* **Dataset items**
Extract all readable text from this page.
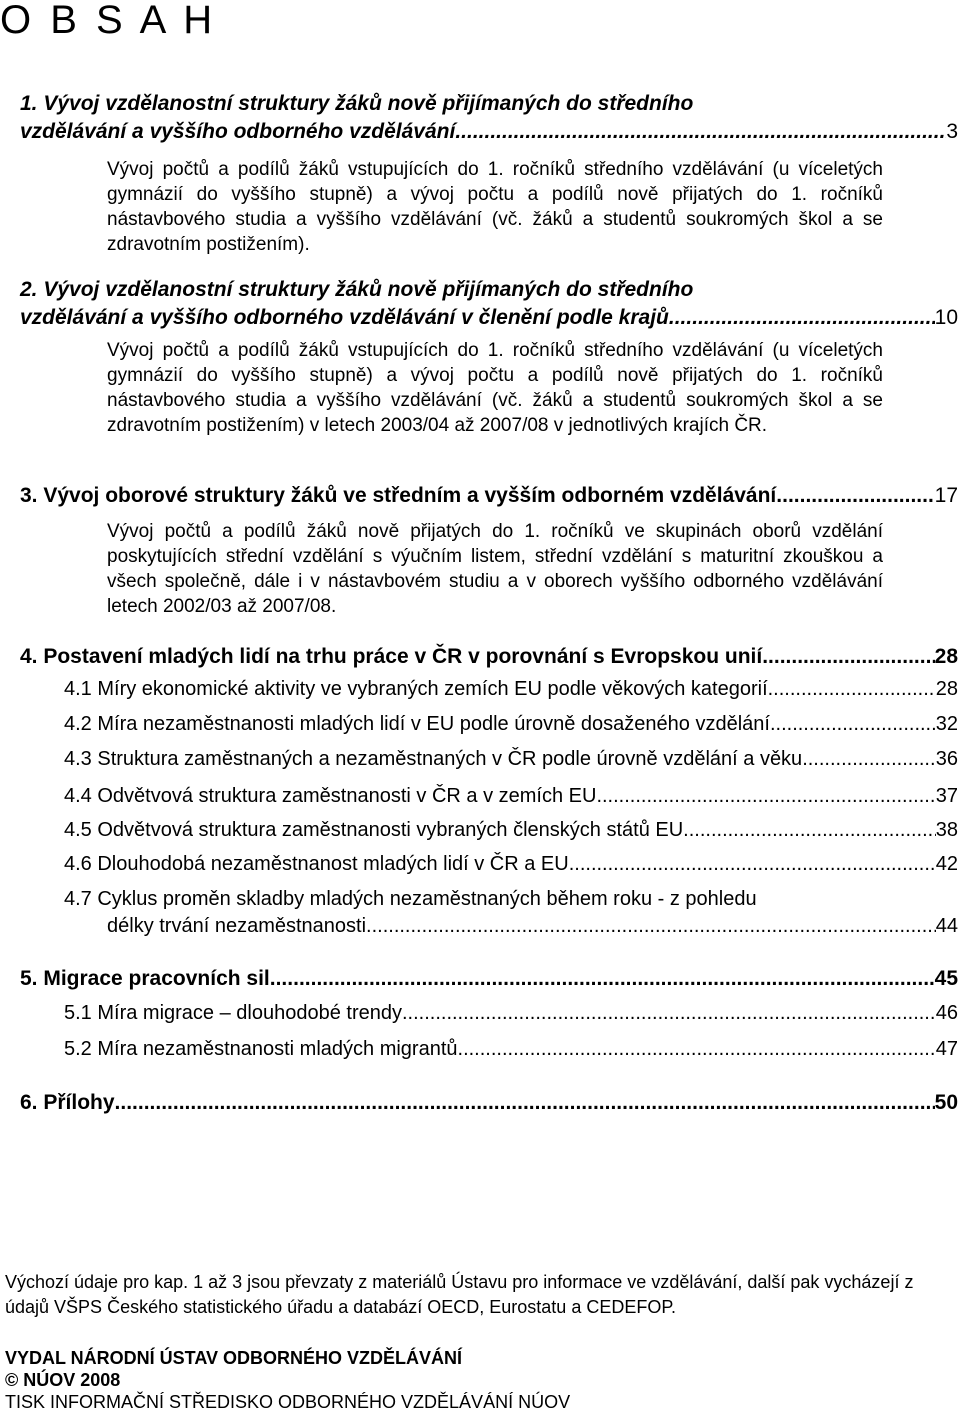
O B S A H
1. Vývoj vzdělanostní struktury žáků nově přijímaných do středního
vzdělávání a vyššího odborného vzdělávání .....	3
Vývoj počtů a podílů žáků vstupujících do 1. ročníků středního vzdělávání (u víceletých gymnázií do vyššího stupně) a vývoj počtu a podílů nově přijatých do 1. ročníků nástavbového studia a vyššího vzdělávání (vč. žáků a studentů soukromých škol a se zdravotním postižením).
2. Vývoj vzdělanostní struktury žáků nově přijímaných do středního
vzdělávání a vyššího odborného vzdělávání v členění podle krajů .....	10
Vývoj počtů a podílů žáků vstupujících do 1. ročníků středního vzdělávání (u víceletých gymnázií do vyššího stupně) a vývoj počtu a podílů nově přijatých do 1. ročníků nástavbového studia a vyššího vzdělávání (vč. žáků a studentů soukromých škol a se zdravotním postižením) v letech 2003/04 až 2007/08 v jednotlivých krajích ČR.
3. Vývoj oborové struktury žáků ve středním a vyšším odborném vzdělávání .....	17
Vývoj počtů a podílů žáků nově přijatých do 1. ročníků ve skupinách oborů vzdělání poskytujících střední vzdělání s výučním listem, střední vzdělání s maturitní zkouškou a všech společně, dále i v nástavbovém studiu a v oborech vyššího odborného vzdělávání letech 2002/03 až 2007/08.
4. Postavení mladých lidí na trhu práce v ČR v porovnání s Evropskou unií .....	28
4.1 Míry ekonomické aktivity ve vybraných zemích EU podle věkových kategorií .....	28
4.2 Míra nezaměstnanosti mladých lidí v EU podle úrovně dosaženého vzdělání .....	32
4.3 Struktura zaměstnaných a nezaměstnaných v ČR podle úrovně vzdělání a věku .....	36
4.4 Odvětvová struktura zaměstnanosti v ČR a v zemích EU .....	37
4.5 Odvětvová struktura zaměstnanosti vybraných členských států EU .....	38
4.6 Dlouhodobá nezaměstnanost mladých lidí v ČR a EU .....	42
4.7 Cyklus proměn skladby mladých nezaměstnaných během roku - z pohledu
délky trvání nezaměstnanosti .....	44
5. Migrace pracovních sil .....	45
5.1 Míra migrace – dlouhodobé trendy .....	46
5.2 Míra nezaměstnanosti mladých migrantů .....	47
6. Přílohy .....	50
Výchozí údaje pro kap. 1 až 3 jsou převzaty z materiálů Ústavu pro informace ve vzdělávání, další pak vycházejí z údajů VŠPS Českého statistického úřadu a databází OECD, Eurostatu a CEDEFOP.
VYDAL NÁRODNÍ ÚSTAV ODBORNÉHO VZDĚLÁVÁNÍ
© NÚOV 2008
TISK INFORMAČNÍ STŘEDISKO ODBORNÉHO VZDĚLÁVÁNÍ NÚOV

* **TASK DETAILS**
Read the data above and pull out each line that holds the string "letech".

* **CORRECT RESULT**
Vývoj počtů a podílů žáků vstupujících do 1. ročníků středního vzdělávání (u víceletých gymnázií do vyššího stupně) a vývoj počtu a podílů nově přijatých do 1. ročníků nástavbového studia a vyššího vzdělávání (vč. žáků a studentů soukromých škol a se zdravotním postižením) v letech 2003/04 až 2007/08 v jednotlivých krajích ČR.
Vývoj počtů a podílů žáků nově přijatých do 1. ročníků ve skupinách oborů vzdělání poskytujících střední vzdělání s výučním listem, střední vzdělání s maturitní zkouškou a všech společně, dále i v nástavbovém studiu a v oborech vyššího odborného vzdělávání letech 2002/03 až 2007/08.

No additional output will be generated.